_Exercise objective:_ Repeat all entries exactly.

···

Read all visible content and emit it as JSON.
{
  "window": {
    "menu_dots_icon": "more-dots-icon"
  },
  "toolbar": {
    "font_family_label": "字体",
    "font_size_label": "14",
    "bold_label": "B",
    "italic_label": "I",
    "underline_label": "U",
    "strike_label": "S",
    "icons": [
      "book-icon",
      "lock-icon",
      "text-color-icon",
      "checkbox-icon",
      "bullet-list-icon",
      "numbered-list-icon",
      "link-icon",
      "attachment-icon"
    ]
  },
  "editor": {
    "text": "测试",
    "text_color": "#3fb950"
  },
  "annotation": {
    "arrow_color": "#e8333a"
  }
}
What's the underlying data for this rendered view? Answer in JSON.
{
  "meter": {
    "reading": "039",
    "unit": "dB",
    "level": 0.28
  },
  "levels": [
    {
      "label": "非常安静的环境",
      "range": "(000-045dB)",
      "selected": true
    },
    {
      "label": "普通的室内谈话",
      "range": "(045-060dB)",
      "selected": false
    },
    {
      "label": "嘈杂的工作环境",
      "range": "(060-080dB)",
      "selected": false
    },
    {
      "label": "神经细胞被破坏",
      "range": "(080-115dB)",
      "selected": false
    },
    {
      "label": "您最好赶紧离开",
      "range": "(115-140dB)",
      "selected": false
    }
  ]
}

···

_Response for this exercise:_
Read all visible content and emit it as JSON.
{
  "window": {
    "menu_dots_icon": "more-dots-icon"
  },
  "toolbar": {
    "font_family_label": "字体",
    "font_size_label": "14",
    "bold_label": "B",
    "italic_label": "I",
    "underline_label": "U",
    "strike_label": "S",
    "icons": [
      "book-icon",
      "lock-icon",
      "text-color-icon",
      "checkbox-icon",
      "bullet-list-icon",
      "numbered-list-icon",
      "link-icon",
      "attachment-icon"
    ]
  },
  "editor": {
    "text": "测试",
    "text_color": "#3fb950"
  },
  "annotation": {
    "arrow_color": "#e8333a"
  }
}
What's the underlying data for this rendered view? Answer in JSON.
{
  "meter": {
    "reading": "039",
    "unit": "dB",
    "level": 0.28
  },
  "levels": [
    {
      "label": "非常安静的环境",
      "range": "(000-045dB)",
      "selected": true
    },
    {
      "label": "普通的室内谈话",
      "range": "(045-060dB)",
      "selected": false
    },
    {
      "label": "嘈杂的工作环境",
      "range": "(060-080dB)",
      "selected": false
    },
    {
      "label": "神经细胞被破坏",
      "range": "(080-115dB)",
      "selected": false
    },
    {
      "label": "您最好赶紧离开",
      "range": "(115-140dB)",
      "selected": false
    }
  ]
}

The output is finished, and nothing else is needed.